─── DATA LISTING ───

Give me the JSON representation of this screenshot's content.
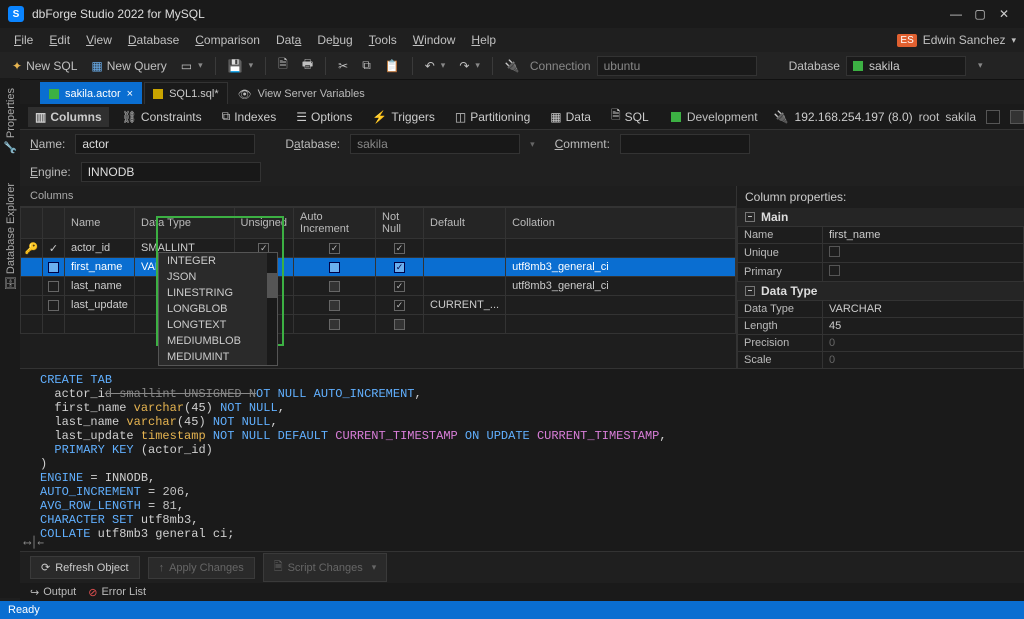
{
  "window": {
    "title": "dbForge Studio 2022 for MySQL",
    "user": "Edwin Sanchez",
    "user_badge": "ES"
  },
  "menu": [
    "File",
    "Edit",
    "View",
    "Database",
    "Comparison",
    "Data",
    "Debug",
    "Tools",
    "Window",
    "Help"
  ],
  "toolbar": {
    "new_sql": "New SQL",
    "new_query": "New Query",
    "connection_label": "Connection",
    "connection_value": "ubuntu",
    "database_label": "Database",
    "database_value": "sakila"
  },
  "filetabs": {
    "active": "sakila.actor",
    "second": "SQL1.sql*",
    "varlink": "View Server Variables"
  },
  "sidetabs": [
    "Properties",
    "Database Explorer"
  ],
  "designer_tabs": [
    "Columns",
    "Constraints",
    "Indexes",
    "Options",
    "Triggers",
    "Partitioning",
    "Data",
    "SQL"
  ],
  "env": {
    "label": "Development",
    "ip": "192.168.254.197 (8.0)",
    "user": "root",
    "db": "sakila"
  },
  "form": {
    "name_label": "Name:",
    "name_value": "actor",
    "database_label": "Database:",
    "database_value": "sakila",
    "comment_label": "Comment:",
    "comment_value": "",
    "engine_label": "Engine:",
    "engine_value": "INNODB"
  },
  "grid": {
    "header": "Columns",
    "cols": [
      "Name",
      "Data Type",
      "Unsigned",
      "Auto Increment",
      "Not Null",
      "Default",
      "Collation"
    ],
    "rows": [
      {
        "name": "actor_id",
        "type": "SMALLINT",
        "unsigned": true,
        "autoinc": true,
        "notnull": true,
        "default": "",
        "collation": ""
      },
      {
        "name": "first_name",
        "type": "VARCHAR(45)",
        "unsigned": false,
        "autoinc": false,
        "notnull": true,
        "default": "",
        "collation": "utf8mb3_general_ci",
        "selected": true
      },
      {
        "name": "last_name",
        "type": "",
        "unsigned": false,
        "autoinc": false,
        "notnull": true,
        "default": "",
        "collation": "utf8mb3_general_ci"
      },
      {
        "name": "last_update",
        "type": "",
        "unsigned": false,
        "autoinc": false,
        "notnull": true,
        "default": "CURRENT_...",
        "collation": ""
      }
    ],
    "dropdown": [
      "INTEGER",
      "JSON",
      "LINESTRING",
      "LONGBLOB",
      "LONGTEXT",
      "MEDIUMBLOB",
      "MEDIUMINT"
    ]
  },
  "props": {
    "title": "Column properties:",
    "section_main": "Main",
    "name_label": "Name",
    "name_value": "first_name",
    "unique_label": "Unique",
    "primary_label": "Primary",
    "section_dt": "Data Type",
    "dt_label": "Data Type",
    "dt_value": "VARCHAR",
    "len_label": "Length",
    "len_value": "45",
    "prec_label": "Precision",
    "prec_value": "0",
    "scale_label": "Scale",
    "scale_value": "0"
  },
  "code_lines": [
    {
      "t": "CREATE TABLE",
      "c": "kw"
    },
    {
      "raw": "  actor_id smallint UNSIGNED NOT NULL AUTO_INCREMENT,"
    },
    {
      "raw": "  first_name varchar(45) NOT NULL,"
    },
    {
      "raw": "  last_name varchar(45) NOT NULL,"
    },
    {
      "raw": "  last_update timestamp NOT NULL DEFAULT CURRENT_TIMESTAMP ON UPDATE CURRENT_TIMESTAMP,"
    },
    {
      "raw": "  PRIMARY KEY (actor_id)"
    },
    {
      "raw": ")"
    },
    {
      "raw": "ENGINE = INNODB,"
    },
    {
      "raw": "AUTO_INCREMENT = 206,"
    },
    {
      "raw": "AVG_ROW_LENGTH = 81,"
    },
    {
      "raw": "CHARACTER SET utf8mb3,"
    },
    {
      "raw": "COLLATE utf8mb3 general ci;"
    }
  ],
  "actions": {
    "refresh": "Refresh Object",
    "apply": "Apply Changes",
    "script": "Script Changes"
  },
  "outputtabs": {
    "output": "Output",
    "errors": "Error List"
  },
  "status": "Ready"
}
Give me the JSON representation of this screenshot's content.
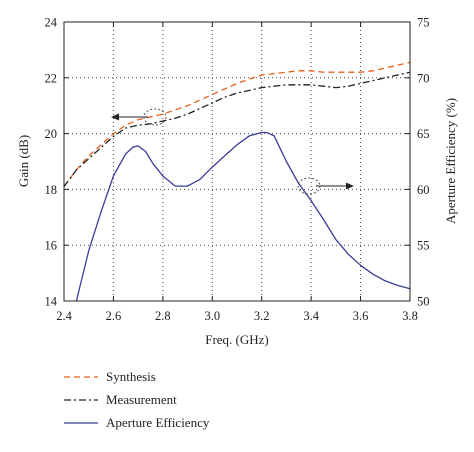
{
  "chart_data": {
    "type": "line",
    "xlabel": "Freq. (GHz)",
    "ylabel": "Gain (dB)",
    "y2label": "Aperture Efficiency (%)",
    "xlim": [
      2.4,
      3.8
    ],
    "ylim": [
      14,
      24
    ],
    "y2lim": [
      50,
      75
    ],
    "xticks": [
      "2.4",
      "2.6",
      "2.8",
      "3.0",
      "3.2",
      "3.4",
      "3.6",
      "3.8"
    ],
    "yticks": [
      "14",
      "16",
      "18",
      "20",
      "22",
      "24"
    ],
    "y2ticks": [
      "50",
      "55",
      "60",
      "65",
      "70",
      "75"
    ],
    "grid": true,
    "legend_position": "bottom",
    "series": [
      {
        "name": "Synthesis",
        "axis": "left",
        "color": "#e8601c",
        "dash": "dashed",
        "x": [
          2.4,
          2.45,
          2.5,
          2.55,
          2.6,
          2.65,
          2.7,
          2.75,
          2.8,
          2.85,
          2.9,
          2.95,
          3.0,
          3.05,
          3.1,
          3.15,
          3.2,
          3.25,
          3.3,
          3.35,
          3.4,
          3.45,
          3.5,
          3.55,
          3.6,
          3.65,
          3.7,
          3.75,
          3.8
        ],
        "values": [
          18.1,
          18.7,
          19.2,
          19.6,
          20.0,
          20.3,
          20.5,
          20.6,
          20.7,
          20.85,
          21.0,
          21.2,
          21.4,
          21.6,
          21.8,
          21.95,
          22.1,
          22.15,
          22.2,
          22.25,
          22.25,
          22.2,
          22.2,
          22.2,
          22.2,
          22.25,
          22.35,
          22.45,
          22.55
        ]
      },
      {
        "name": "Measurement",
        "axis": "left",
        "color": "#222222",
        "dash": "dashdot",
        "x": [
          2.4,
          2.45,
          2.5,
          2.55,
          2.6,
          2.65,
          2.7,
          2.75,
          2.8,
          2.85,
          2.9,
          2.95,
          3.0,
          3.05,
          3.1,
          3.15,
          3.2,
          3.25,
          3.3,
          3.35,
          3.4,
          3.45,
          3.5,
          3.55,
          3.6,
          3.65,
          3.7,
          3.75,
          3.8
        ],
        "values": [
          18.1,
          18.7,
          19.1,
          19.5,
          19.9,
          20.2,
          20.3,
          20.35,
          20.45,
          20.55,
          20.7,
          20.9,
          21.1,
          21.3,
          21.45,
          21.55,
          21.65,
          21.7,
          21.75,
          21.75,
          21.75,
          21.7,
          21.65,
          21.7,
          21.8,
          21.9,
          22.0,
          22.1,
          22.2
        ]
      },
      {
        "name": "Aperture Efficiency",
        "axis": "right",
        "color": "#3a3d96",
        "dash": "solid",
        "x": [
          2.45,
          2.5,
          2.55,
          2.6,
          2.65,
          2.68,
          2.7,
          2.73,
          2.76,
          2.8,
          2.85,
          2.9,
          2.95,
          3.0,
          3.05,
          3.1,
          3.15,
          3.2,
          3.22,
          3.25,
          3.3,
          3.35,
          3.4,
          3.45,
          3.5,
          3.55,
          3.6,
          3.65,
          3.7,
          3.75,
          3.8
        ],
        "values": [
          50.0,
          54.5,
          58.0,
          61.2,
          63.2,
          63.8,
          63.9,
          63.4,
          62.3,
          61.2,
          60.3,
          60.3,
          60.9,
          62.0,
          63.0,
          64.0,
          64.8,
          65.1,
          65.1,
          64.8,
          62.5,
          60.5,
          59.0,
          57.3,
          55.5,
          54.2,
          53.2,
          52.4,
          51.8,
          51.4,
          51.1
        ]
      }
    ]
  }
}
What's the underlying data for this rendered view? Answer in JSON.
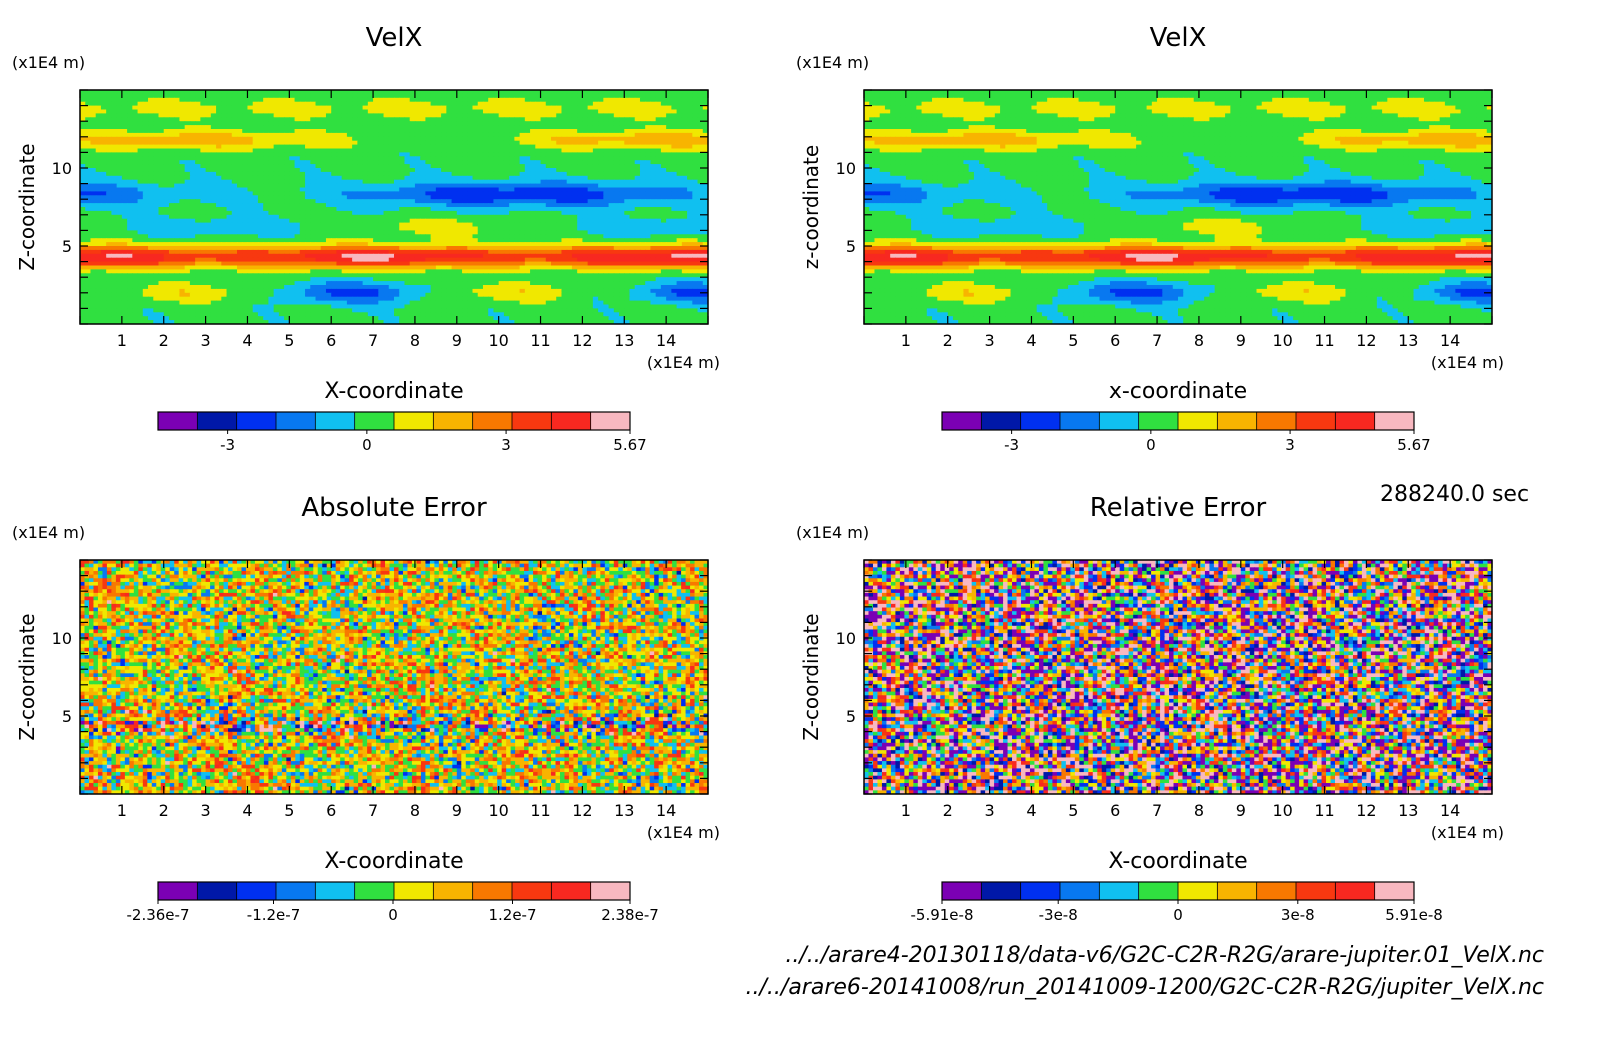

───

[YOUR OBJECTIVE]
Set the listing down in full and exactly. Pictures within it should not appear in the copy.

[FULL OUTPUT]
Give me the JSON representation of this screenshot's content.
{
  "window": {
    "title": "dbForge Studio 2022 for MySQL",
    "user": "Edwin Sanchez",
    "user_badge": "ES"
  },
  "menu": [
    "File",
    "Edit",
    "View",
    "Database",
    "Comparison",
    "Data",
    "Debug",
    "Tools",
    "Window",
    "Help"
  ],
  "toolbar": {
    "new_sql": "New SQL",
    "new_query": "New Query",
    "connection_label": "Connection",
    "connection_value": "ubuntu",
    "database_label": "Database",
    "database_value": "sakila"
  },
  "filetabs": {
    "active": "sakila.actor",
    "second": "SQL1.sql*",
    "varlink": "View Server Variables"
  },
  "sidetabs": [
    "Properties",
    "Database Explorer"
  ],
  "designer_tabs": [
    "Columns",
    "Constraints",
    "Indexes",
    "Options",
    "Triggers",
    "Partitioning",
    "Data",
    "SQL"
  ],
  "env": {
    "label": "Development",
    "ip": "192.168.254.197 (8.0)",
    "user": "root",
    "db": "sakila"
  },
  "form": {
    "name_label": "Name:",
    "name_value": "actor",
    "database_label": "Database:",
    "database_value": "sakila",
    "comment_label": "Comment:",
    "comment_value": "",
    "engine_label": "Engine:",
    "engine_value": "INNODB"
  },
  "grid": {
    "header": "Columns",
    "cols": [
      "Name",
      "Data Type",
      "Unsigned",
      "Auto Increment",
      "Not Null",
      "Default",
      "Collation"
    ],
    "rows": [
      {
        "name": "actor_id",
        "type": "SMALLINT",
        "unsigned": true,
        "autoinc": true,
        "notnull": true,
        "default": "",
        "collation": ""
      },
      {
        "name": "first_name",
        "type": "VARCHAR(45)",
        "unsigned": false,
        "autoinc": false,
        "notnull": true,
        "default": "",
        "collation": "utf8mb3_general_ci",
        "selected": true
      },
      {
        "name": "last_name",
        "type": "",
        "unsigned": false,
        "autoinc": false,
        "notnull": true,
        "default": "",
        "collation": "utf8mb3_general_ci"
      },
      {
        "name": "last_update",
        "type": "",
        "unsigned": false,
        "autoinc": false,
        "notnull": true,
        "default": "CURRENT_...",
        "collation": ""
      }
    ],
    "dropdown": [
      "INTEGER",
      "JSON",
      "LINESTRING",
      "LONGBLOB",
      "LONGTEXT",
      "MEDIUMBLOB",
      "MEDIUMINT"
    ]
  },
  "props": {
    "title": "Column properties:",
    "section_main": "Main",
    "name_label": "Name",
    "name_value": "first_name",
    "unique_label": "Unique",
    "primary_label": "Primary",
    "section_dt": "Data Type",
    "dt_label": "Data Type",
    "dt_value": "VARCHAR",
    "len_label": "Length",
    "len_value": "45",
    "prec_label": "Precision",
    "prec_value": "0",
    "scale_label": "Scale",
    "scale_value": "0"
  },
  "code_lines": [
    {
      "t": "CREATE TABLE",
      "c": "kw"
    },
    {
      "raw": "  actor_id smallint UNSIGNED NOT NULL AUTO_INCREMENT,"
    },
    {
      "raw": "  first_name varchar(45) NOT NULL,"
    },
    {
      "raw": "  last_name varchar(45) NOT NULL,"
    },
    {
      "raw": "  last_update timestamp NOT NULL DEFAULT CURRENT_TIMESTAMP ON UPDATE CURRENT_TIMESTAMP,"
    },
    {
      "raw": "  PRIMARY KEY (actor_id)"
    },
    {
      "raw": ")"
    },
    {
      "raw": "ENGINE = INNODB,"
    },
    {
      "raw": "AUTO_INCREMENT = 206,"
    },
    {
      "raw": "AVG_ROW_LENGTH = 81,"
    },
    {
      "raw": "CHARACTER SET utf8mb3,"
    },
    {
      "raw": "COLLATE utf8mb3 general ci;"
    }
  ],
  "actions": {
    "refresh": "Refresh Object",
    "apply": "Apply Changes",
    "script": "Script Changes"
  },
  "outputtabs": {
    "output": "Output",
    "errors": "Error List"
  },
  "status": "Ready"
}
Give me the JSON representation of this screenshot's content.
{
  "chart_data": {
    "type": "line",
    "xlabel": "Freq. (GHz)",
    "ylabel": "Gain (dB)",
    "y2label": "Aperture Efficiency (%)",
    "xlim": [
      2.4,
      3.8
    ],
    "ylim": [
      14,
      24
    ],
    "y2lim": [
      50,
      75
    ],
    "xticks": [
      "2.4",
      "2.6",
      "2.8",
      "3.0",
      "3.2",
      "3.4",
      "3.6",
      "3.8"
    ],
    "yticks": [
      "14",
      "16",
      "18",
      "20",
      "22",
      "24"
    ],
    "y2ticks": [
      "50",
      "55",
      "60",
      "65",
      "70",
      "75"
    ],
    "grid": true,
    "legend_position": "bottom",
    "series": [
      {
        "name": "Synthesis",
        "axis": "left",
        "color": "#e8601c",
        "dash": "dashed",
        "x": [
          2.4,
          2.45,
          2.5,
          2.55,
          2.6,
          2.65,
          2.7,
          2.75,
          2.8,
          2.85,
          2.9,
          2.95,
          3.0,
          3.05,
          3.1,
          3.15,
          3.2,
          3.25,
          3.3,
          3.35,
          3.4,
          3.45,
          3.5,
          3.55,
          3.6,
          3.65,
          3.7,
          3.75,
          3.8
        ],
        "values": [
          18.1,
          18.7,
          19.2,
          19.6,
          20.0,
          20.3,
          20.5,
          20.6,
          20.7,
          20.85,
          21.0,
          21.2,
          21.4,
          21.6,
          21.8,
          21.95,
          22.1,
          22.15,
          22.2,
          22.25,
          22.25,
          22.2,
          22.2,
          22.2,
          22.2,
          22.25,
          22.35,
          22.45,
          22.55
        ]
      },
      {
        "name": "Measurement",
        "axis": "left",
        "color": "#222222",
        "dash": "dashdot",
        "x": [
          2.4,
          2.45,
          2.5,
          2.55,
          2.6,
          2.65,
          2.7,
          2.75,
          2.8,
          2.85,
          2.9,
          2.95,
          3.0,
          3.05,
          3.1,
          3.15,
          3.2,
          3.25,
          3.3,
          3.35,
          3.4,
          3.45,
          3.5,
          3.55,
          3.6,
          3.65,
          3.7,
          3.75,
          3.8
        ],
        "values": [
          18.1,
          18.7,
          19.1,
          19.5,
          19.9,
          20.2,
          20.3,
          20.35,
          20.45,
          20.55,
          20.7,
          20.9,
          21.1,
          21.3,
          21.45,
          21.55,
          21.65,
          21.7,
          21.75,
          21.75,
          21.75,
          21.7,
          21.65,
          21.7,
          21.8,
          21.9,
          22.0,
          22.1,
          22.2
        ]
      },
      {
        "name": "Aperture Efficiency",
        "axis": "right",
        "color": "#3a3d96",
        "dash": "solid",
        "x": [
          2.45,
          2.5,
          2.55,
          2.6,
          2.65,
          2.68,
          2.7,
          2.73,
          2.76,
          2.8,
          2.85,
          2.9,
          2.95,
          3.0,
          3.05,
          3.1,
          3.15,
          3.2,
          3.22,
          3.25,
          3.3,
          3.35,
          3.4,
          3.45,
          3.5,
          3.55,
          3.6,
          3.65,
          3.7,
          3.75,
          3.8
        ],
        "values": [
          50.0,
          54.5,
          58.0,
          61.2,
          63.2,
          63.8,
          63.9,
          63.4,
          62.3,
          61.2,
          60.3,
          60.3,
          60.9,
          62.0,
          63.0,
          64.0,
          64.8,
          65.1,
          65.1,
          64.8,
          62.5,
          60.5,
          59.0,
          57.3,
          55.5,
          54.2,
          53.2,
          52.4,
          51.8,
          51.4,
          51.1
        ]
      }
    ]
  }
}
What's the underlying data for this rendered view? Answer in JSON.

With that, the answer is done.